Prof. Sushant Sachdeva is an Assistant Professor in the Department of Computer Science at the University of Toronto and in the Department of Mathematical and Computational Sciences at the University of Toronto, Mississauga. He is also a faculty affiliate at the Vector Institute. He obtained his B.Tech. degree in Computer Science and Engineering from IIT Bombay in 2008 and his Ph.D. in Computer Science from Princeton University in 2013.
Prof. Sachdeva was a Simons-Berkeley research fellow at the University of California, Berkeley in 2014. Subsequently, he was a postdoc at Yale University from 2014 until 2016. He spent a yearas a Research Scientist at Google during 2015-2016.
Prof. Sachdeva works on developing fast algorithms with guaranteed performance for problems ranging from computer science to machine learning and statistics. He specializes in graph algorithms, synthesizing tools from continuous optimization and discrete analysis. He is most well-known for his work on randomized Gaussian elimination for solving linear systems, and fast algorithms for computing network flow capacities.
Prof. Sachdeva has many awards and fellowships to his credit which include the Sloan Research Fellowship (2023), the FOCS Best Paper Award (2022), the Ontario Early Researcher Award (2022), the Google Faculty Research Award (2018), the NSERC Discovery Award (2018), and the IITB President of India Gold Medal (2008).

:: Document layout detection material ::

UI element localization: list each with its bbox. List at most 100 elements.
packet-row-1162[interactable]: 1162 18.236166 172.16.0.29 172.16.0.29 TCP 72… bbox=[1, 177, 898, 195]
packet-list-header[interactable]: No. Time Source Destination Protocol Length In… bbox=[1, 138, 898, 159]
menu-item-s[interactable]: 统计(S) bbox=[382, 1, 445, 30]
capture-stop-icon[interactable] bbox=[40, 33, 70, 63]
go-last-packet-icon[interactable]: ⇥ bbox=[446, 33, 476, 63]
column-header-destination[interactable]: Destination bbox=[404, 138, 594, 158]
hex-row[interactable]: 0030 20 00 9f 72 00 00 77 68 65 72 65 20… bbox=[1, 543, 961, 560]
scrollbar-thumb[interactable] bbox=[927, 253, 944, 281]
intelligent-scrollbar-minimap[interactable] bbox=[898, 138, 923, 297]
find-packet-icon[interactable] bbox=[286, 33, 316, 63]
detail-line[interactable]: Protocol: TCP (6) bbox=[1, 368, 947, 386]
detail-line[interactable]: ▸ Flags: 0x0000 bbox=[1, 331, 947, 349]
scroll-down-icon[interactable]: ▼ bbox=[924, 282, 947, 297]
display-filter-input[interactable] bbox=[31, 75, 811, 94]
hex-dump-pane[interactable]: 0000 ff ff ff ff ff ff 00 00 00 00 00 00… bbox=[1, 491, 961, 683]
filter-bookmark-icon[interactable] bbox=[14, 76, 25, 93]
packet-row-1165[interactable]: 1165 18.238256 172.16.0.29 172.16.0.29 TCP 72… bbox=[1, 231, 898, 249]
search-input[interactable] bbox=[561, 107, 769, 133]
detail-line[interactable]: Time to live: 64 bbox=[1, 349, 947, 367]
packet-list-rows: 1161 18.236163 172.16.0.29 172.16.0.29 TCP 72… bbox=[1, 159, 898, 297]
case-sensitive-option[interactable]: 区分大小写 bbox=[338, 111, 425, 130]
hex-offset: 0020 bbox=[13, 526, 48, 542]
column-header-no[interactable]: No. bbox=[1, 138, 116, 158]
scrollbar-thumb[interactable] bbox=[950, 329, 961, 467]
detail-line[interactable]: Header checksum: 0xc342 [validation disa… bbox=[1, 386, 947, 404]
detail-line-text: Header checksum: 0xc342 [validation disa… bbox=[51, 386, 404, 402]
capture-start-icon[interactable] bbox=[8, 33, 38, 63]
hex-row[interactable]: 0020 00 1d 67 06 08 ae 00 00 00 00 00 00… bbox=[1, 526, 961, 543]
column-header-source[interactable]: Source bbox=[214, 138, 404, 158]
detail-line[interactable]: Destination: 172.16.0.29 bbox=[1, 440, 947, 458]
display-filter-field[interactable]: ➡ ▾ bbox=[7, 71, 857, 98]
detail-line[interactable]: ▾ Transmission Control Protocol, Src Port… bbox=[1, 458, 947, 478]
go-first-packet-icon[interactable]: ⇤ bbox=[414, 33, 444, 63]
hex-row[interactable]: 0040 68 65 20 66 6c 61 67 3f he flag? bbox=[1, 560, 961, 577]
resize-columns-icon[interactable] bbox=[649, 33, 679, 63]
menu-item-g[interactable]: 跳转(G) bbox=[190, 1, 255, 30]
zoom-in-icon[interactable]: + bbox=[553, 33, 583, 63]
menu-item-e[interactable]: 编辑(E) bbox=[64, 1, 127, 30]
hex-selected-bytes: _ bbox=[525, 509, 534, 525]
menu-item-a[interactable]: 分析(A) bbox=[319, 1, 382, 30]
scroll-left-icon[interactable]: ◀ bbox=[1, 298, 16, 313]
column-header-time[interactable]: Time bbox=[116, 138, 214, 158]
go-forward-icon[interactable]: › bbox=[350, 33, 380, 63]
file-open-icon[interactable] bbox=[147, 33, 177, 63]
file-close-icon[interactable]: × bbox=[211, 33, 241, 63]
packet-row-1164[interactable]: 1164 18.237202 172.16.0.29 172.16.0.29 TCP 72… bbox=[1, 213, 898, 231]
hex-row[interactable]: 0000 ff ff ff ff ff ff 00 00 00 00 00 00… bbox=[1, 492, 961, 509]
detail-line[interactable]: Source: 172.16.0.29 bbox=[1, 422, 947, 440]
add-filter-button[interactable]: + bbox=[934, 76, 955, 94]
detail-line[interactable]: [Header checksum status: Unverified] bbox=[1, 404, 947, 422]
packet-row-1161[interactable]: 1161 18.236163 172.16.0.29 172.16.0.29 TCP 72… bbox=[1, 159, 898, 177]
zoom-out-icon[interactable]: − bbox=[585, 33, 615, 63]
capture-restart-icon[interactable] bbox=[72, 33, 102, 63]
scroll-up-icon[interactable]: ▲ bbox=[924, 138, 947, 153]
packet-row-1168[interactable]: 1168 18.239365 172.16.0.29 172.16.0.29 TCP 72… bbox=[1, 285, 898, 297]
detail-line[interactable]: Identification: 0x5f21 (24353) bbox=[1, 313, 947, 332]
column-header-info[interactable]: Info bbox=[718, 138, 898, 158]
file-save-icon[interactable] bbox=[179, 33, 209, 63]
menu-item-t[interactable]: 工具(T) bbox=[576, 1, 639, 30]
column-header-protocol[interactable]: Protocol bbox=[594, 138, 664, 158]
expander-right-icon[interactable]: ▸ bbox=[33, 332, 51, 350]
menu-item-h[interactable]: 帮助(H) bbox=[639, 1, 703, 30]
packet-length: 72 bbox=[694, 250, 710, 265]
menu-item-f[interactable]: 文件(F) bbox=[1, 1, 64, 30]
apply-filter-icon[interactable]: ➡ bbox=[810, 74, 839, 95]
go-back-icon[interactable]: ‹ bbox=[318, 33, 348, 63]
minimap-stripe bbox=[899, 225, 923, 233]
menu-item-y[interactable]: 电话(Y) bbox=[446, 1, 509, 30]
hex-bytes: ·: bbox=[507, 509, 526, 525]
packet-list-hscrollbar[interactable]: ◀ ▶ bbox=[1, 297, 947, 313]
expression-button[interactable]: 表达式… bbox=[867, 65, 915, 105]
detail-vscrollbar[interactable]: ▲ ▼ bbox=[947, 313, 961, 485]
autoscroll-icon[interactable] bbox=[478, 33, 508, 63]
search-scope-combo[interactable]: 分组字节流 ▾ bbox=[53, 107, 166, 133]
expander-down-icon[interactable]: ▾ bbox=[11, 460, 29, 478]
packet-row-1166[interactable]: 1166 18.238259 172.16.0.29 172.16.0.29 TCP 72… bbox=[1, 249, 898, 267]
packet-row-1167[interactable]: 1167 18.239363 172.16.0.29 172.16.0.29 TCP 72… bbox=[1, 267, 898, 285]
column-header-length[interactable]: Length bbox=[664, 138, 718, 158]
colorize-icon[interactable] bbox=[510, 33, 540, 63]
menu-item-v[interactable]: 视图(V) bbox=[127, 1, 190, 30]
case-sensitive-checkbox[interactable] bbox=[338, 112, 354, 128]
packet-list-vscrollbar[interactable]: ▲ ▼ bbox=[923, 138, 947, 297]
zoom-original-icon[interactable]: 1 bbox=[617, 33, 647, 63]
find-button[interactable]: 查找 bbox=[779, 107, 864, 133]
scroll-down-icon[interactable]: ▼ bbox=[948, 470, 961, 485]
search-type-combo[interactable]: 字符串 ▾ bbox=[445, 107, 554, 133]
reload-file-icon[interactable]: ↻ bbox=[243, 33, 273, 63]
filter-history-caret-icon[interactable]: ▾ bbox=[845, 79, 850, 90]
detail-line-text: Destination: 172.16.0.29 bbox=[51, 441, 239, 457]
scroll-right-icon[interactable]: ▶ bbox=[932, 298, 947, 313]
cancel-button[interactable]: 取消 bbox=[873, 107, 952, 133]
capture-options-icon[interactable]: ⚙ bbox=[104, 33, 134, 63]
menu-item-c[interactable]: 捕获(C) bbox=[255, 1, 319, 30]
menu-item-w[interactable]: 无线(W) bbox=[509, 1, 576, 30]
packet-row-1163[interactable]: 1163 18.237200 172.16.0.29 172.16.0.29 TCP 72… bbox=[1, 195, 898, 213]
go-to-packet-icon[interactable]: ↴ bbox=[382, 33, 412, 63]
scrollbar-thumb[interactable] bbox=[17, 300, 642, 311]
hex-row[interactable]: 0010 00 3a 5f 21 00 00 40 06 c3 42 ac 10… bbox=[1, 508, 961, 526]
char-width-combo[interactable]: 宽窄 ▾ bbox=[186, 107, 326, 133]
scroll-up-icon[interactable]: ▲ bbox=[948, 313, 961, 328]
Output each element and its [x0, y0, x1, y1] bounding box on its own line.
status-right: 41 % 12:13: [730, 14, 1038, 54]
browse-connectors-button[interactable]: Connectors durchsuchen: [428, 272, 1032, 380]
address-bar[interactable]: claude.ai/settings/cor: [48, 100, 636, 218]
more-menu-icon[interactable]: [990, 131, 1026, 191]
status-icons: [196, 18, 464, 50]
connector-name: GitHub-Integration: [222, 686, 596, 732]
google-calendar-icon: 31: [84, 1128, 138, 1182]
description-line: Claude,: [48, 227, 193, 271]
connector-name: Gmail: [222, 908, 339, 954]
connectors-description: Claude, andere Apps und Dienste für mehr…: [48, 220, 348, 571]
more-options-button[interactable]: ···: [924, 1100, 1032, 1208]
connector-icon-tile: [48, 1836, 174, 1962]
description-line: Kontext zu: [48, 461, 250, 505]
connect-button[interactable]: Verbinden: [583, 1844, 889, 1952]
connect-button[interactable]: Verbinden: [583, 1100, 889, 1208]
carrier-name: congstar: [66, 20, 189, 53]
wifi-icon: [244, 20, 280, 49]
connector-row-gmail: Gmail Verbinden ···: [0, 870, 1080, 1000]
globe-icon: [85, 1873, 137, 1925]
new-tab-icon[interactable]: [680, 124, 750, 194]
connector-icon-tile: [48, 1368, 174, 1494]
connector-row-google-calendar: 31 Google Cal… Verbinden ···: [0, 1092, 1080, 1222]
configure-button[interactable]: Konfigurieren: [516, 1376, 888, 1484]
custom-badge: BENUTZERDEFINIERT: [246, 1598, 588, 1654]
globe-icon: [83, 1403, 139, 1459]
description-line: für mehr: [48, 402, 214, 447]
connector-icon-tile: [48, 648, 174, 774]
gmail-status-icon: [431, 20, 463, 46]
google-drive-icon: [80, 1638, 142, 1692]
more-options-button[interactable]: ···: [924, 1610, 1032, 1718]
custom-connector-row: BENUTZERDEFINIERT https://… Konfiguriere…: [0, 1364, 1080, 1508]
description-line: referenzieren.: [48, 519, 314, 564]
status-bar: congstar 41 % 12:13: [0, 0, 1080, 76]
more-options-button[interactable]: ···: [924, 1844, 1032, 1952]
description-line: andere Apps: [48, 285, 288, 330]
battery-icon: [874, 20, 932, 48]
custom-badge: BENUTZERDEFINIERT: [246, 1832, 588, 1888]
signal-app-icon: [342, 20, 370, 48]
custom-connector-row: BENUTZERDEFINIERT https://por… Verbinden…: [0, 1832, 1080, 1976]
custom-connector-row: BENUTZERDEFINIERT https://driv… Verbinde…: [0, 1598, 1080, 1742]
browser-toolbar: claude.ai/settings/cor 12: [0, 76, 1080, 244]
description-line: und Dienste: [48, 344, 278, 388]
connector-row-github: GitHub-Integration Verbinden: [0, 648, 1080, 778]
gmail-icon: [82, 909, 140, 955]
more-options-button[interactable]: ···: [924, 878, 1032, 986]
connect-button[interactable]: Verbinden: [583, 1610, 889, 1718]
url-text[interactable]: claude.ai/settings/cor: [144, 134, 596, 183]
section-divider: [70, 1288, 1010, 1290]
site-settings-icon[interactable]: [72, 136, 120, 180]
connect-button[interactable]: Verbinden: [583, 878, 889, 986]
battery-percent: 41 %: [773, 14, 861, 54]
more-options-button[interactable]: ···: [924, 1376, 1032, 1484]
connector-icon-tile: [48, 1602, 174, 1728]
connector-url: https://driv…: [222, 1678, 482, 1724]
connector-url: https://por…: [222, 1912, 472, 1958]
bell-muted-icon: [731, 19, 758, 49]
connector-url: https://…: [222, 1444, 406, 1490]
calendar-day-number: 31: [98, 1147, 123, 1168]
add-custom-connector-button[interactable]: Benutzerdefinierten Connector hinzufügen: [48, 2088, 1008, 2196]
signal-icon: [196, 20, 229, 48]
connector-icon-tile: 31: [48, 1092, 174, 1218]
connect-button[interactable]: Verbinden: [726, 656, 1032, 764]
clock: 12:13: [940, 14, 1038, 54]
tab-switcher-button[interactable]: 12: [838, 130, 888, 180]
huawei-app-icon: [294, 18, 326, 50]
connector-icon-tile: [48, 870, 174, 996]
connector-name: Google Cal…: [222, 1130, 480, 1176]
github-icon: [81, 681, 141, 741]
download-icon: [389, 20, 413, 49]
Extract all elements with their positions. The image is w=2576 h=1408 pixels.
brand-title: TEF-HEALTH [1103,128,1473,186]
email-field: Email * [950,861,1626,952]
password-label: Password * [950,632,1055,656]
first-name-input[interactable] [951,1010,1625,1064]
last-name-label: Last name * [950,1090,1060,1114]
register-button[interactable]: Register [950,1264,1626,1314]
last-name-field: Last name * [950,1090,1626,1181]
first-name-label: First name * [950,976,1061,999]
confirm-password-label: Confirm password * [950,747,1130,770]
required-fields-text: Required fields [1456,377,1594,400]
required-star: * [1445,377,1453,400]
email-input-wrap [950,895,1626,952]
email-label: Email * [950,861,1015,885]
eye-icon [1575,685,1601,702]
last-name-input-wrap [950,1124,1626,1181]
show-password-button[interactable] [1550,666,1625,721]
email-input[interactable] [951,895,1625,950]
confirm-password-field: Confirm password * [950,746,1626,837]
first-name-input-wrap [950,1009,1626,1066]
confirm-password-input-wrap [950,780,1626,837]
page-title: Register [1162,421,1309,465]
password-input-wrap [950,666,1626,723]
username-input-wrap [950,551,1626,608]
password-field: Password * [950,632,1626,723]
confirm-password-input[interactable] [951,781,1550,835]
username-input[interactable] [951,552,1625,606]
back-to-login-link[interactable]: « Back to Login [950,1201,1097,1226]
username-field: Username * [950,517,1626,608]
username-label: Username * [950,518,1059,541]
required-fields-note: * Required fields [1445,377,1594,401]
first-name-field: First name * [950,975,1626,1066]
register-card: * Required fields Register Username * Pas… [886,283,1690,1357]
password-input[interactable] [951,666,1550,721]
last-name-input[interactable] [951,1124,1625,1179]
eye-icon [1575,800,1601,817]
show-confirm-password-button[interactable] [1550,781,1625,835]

:: Exercise instructions ::
a) In the biography, rewrite the stretch from "Prof. Sachdeva has" through "Gold Medal (2008).", replacing "Gold Medal" with "Gold Award".
b) According to the biography, where and in what year did Prof. Sachdeva earn his Ph.D.?
The material is unrelated to the biography.

:: Responses to the exercise ::
a)
Prof. Sachdeva has many awards and fellowships to his credit which include the Sloan Research Fellowship (2023), the FOCS Best Paper Award (2022), the Ontario Early Researcher Award (2022), the Google Faculty Research Award (2018), the NSERC Discovery Award (2018), and the IITB President of India Gold Award (2008).

b) He earned it in Computer Science from Princeton University in 2013.